* [Data extracted from a collection]:
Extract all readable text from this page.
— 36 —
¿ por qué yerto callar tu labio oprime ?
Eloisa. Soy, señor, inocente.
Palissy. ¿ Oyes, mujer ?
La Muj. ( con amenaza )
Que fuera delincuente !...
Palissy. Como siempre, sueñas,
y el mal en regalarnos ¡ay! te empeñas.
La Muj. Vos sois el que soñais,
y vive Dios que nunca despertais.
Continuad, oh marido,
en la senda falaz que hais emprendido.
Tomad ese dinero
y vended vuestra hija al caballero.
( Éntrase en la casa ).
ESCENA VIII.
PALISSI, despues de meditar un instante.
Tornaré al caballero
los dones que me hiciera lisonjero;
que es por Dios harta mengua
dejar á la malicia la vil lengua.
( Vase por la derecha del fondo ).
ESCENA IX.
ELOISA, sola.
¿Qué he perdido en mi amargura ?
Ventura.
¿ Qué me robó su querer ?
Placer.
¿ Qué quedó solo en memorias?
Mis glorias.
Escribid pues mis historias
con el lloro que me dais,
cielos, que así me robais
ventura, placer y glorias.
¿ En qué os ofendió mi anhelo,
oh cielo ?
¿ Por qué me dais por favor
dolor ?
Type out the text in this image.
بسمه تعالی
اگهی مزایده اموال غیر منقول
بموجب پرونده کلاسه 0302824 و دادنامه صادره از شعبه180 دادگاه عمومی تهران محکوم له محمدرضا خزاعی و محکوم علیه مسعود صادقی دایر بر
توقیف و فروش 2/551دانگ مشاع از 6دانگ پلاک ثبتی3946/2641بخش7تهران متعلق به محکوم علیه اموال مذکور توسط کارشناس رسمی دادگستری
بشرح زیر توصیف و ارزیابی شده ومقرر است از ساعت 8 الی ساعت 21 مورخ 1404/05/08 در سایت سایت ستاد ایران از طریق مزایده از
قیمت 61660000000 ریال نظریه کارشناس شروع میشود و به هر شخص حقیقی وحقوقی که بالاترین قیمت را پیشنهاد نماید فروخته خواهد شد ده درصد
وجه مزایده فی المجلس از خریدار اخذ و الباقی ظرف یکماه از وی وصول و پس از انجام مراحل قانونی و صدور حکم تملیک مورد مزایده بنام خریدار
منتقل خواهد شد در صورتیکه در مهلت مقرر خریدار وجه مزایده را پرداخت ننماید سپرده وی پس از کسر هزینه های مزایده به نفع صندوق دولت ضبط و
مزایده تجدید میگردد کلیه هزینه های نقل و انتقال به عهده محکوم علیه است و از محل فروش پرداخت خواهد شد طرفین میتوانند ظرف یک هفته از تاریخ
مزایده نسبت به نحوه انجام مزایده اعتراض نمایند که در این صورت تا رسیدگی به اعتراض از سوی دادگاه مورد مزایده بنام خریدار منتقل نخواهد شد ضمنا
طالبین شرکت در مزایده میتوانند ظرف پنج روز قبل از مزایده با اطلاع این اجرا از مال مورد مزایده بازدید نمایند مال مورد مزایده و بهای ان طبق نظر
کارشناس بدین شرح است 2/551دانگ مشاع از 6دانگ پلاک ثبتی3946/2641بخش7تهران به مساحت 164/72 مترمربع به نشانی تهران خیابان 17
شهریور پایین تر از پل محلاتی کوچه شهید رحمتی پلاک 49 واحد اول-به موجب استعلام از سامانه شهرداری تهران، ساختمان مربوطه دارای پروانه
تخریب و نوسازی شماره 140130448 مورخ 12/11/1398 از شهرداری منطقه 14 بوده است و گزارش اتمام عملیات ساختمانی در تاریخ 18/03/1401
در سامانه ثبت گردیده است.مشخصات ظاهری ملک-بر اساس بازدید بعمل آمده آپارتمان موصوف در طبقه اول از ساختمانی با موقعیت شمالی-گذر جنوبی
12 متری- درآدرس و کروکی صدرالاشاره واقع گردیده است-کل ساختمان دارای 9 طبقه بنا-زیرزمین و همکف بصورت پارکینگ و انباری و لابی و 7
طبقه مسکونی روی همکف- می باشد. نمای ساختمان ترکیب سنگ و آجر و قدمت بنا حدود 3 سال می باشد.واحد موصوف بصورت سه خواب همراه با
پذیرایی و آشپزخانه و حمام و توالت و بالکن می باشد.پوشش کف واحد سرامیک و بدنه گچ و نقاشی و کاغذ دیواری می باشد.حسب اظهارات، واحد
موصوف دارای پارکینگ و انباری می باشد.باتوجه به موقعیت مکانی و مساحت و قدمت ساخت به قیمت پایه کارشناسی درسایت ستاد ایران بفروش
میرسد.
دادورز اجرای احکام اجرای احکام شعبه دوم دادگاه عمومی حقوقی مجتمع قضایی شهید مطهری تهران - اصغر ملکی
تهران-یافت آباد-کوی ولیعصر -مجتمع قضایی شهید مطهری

* [Instructions for the task]: Copy the records above exactly.

* [Response]:
Extract all readable text from this page.
— 36 —
¿ por qué yerto callar tu labio oprime ?
Eloisa. Soy, señor, inocente.
Palissy. ¿ Oyes, mujer ?
La Muj. ( con amenaza )
Que fuera delincuente !...
Palissy. Como siempre, sueñas,
y el mal en regalarnos ¡ay! te empeñas.
La Muj. Vos sois el que soñais,
y vive Dios que nunca despertais.
Continuad, oh marido,
en la senda falaz que hais emprendido.
Tomad ese dinero
y vended vuestra hija al caballero.
( Éntrase en la casa ).
ESCENA VIII.
PALISSI, despues de meditar un instante.
Tornaré al caballero
los dones que me hiciera lisonjero;
que es por Dios harta mengua
dejar á la malicia la vil lengua.
( Vase por la derecha del fondo ).
ESCENA IX.
ELOISA, sola.
¿Qué he perdido en mi amargura ?
Ventura.
¿ Qué me robó su querer ?
Placer.
¿ Qué quedó solo en memorias?
Mis glorias.
Escribid pues mis historias
con el lloro que me dais,
cielos, que así me robais
ventura, placer y glorias.
¿ En qué os ofendió mi anhelo,
oh cielo ?
¿ Por qué me dais por favor
dolor ?
Type out the text in this image.
بسمه تعالی
اگهی مزایده اموال غیر منقول
بموجب پرونده کلاسه 0302824 و دادنامه صادره از شعبه180 دادگاه عمومی تهران محکوم له محمدرضا خزاعی و محکوم علیه مسعود صادقی دایر بر
توقیف و فروش 2/551دانگ مشاع از 6دانگ پلاک ثبتی3946/2641بخش7تهران متعلق به محکوم علیه اموال مذکور توسط کارشناس رسمی دادگستری
بشرح زیر توصیف و ارزیابی شده ومقرر است از ساعت 8 الی ساعت 21 مورخ 1404/05/08 در سایت سایت ستاد ایران از طریق مزایده از
قیمت 61660000000 ریال نظریه کارشناس شروع میشود و به هر شخص حقیقی وحقوقی که بالاترین قیمت را پیشنهاد نماید فروخته خواهد شد ده درصد
وجه مزایده فی المجلس از خریدار اخذ و الباقی ظرف یکماه از وی وصول و پس از انجام مراحل قانونی و صدور حکم تملیک مورد مزایده بنام خریدار
منتقل خواهد شد در صورتیکه در مهلت مقرر خریدار وجه مزایده را پرداخت ننماید سپرده وی پس از کسر هزینه های مزایده به نفع صندوق دولت ضبط و
مزایده تجدید میگردد کلیه هزینه های نقل و انتقال به عهده محکوم علیه است و از محل فروش پرداخت خواهد شد طرفین میتوانند ظرف یک هفته از تاریخ
مزایده نسبت به نحوه انجام مزایده اعتراض نمایند که در این صورت تا رسیدگی به اعتراض از سوی دادگاه مورد مزایده بنام خریدار منتقل نخواهد شد ضمنا
طالبین شرکت در مزایده میتوانند ظرف پنج روز قبل از مزایده با اطلاع این اجرا از مال مورد مزایده بازدید نمایند مال مورد مزایده و بهای ان طبق نظر
کارشناس بدین شرح است 2/551دانگ مشاع از 6دانگ پلاک ثبتی3946/2641بخش7تهران به مساحت 164/72 مترمربع به نشانی تهران خیابان 17
شهریور پایین تر از پل محلاتی کوچه شهید رحمتی پلاک 49 واحد اول-به موجب استعلام از سامانه شهرداری تهران، ساختمان مربوطه دارای پروانه
تخریب و نوسازی شماره 140130448 مورخ 12/11/1398 از شهرداری منطقه 14 بوده است و گزارش اتمام عملیات ساختمانی در تاریخ 18/03/1401
در سامانه ثبت گردیده است.مشخصات ظاهری ملک-بر اساس بازدید بعمل آمده آپارتمان موصوف در طبقه اول از ساختمانی با موقعیت شمالی-گذر جنوبی
12 متری- درآدرس و کروکی صدرالاشاره واقع گردیده است-کل ساختمان دارای 9 طبقه بنا-زیرزمین و همکف بصورت پارکینگ و انباری و لابی و 7
طبقه مسکونی روی همکف- می باشد. نمای ساختمان ترکیب سنگ و آجر و قدمت بنا حدود 3 سال می باشد.واحد موصوف بصورت سه خواب همراه با
پذیرایی و آشپزخانه و حمام و توالت و بالکن می باشد.پوشش کف واحد سرامیک و بدنه گچ و نقاشی و کاغذ دیواری می باشد.حسب اظهارات، واحد
موصوف دارای پارکینگ و انباری می باشد.باتوجه به موقعیت مکانی و مساحت و قدمت ساخت به قیمت پایه کارشناسی درسایت ستاد ایران بفروش
میرسد.
دادورز اجرای احکام اجرای احکام شعبه دوم دادگاه عمومی حقوقی مجتمع قضایی شهید مطهری تهران - اصغر ملکی
تهران-یافت آباد-کوی ولیعصر -مجتمع قضایی شهید مطهری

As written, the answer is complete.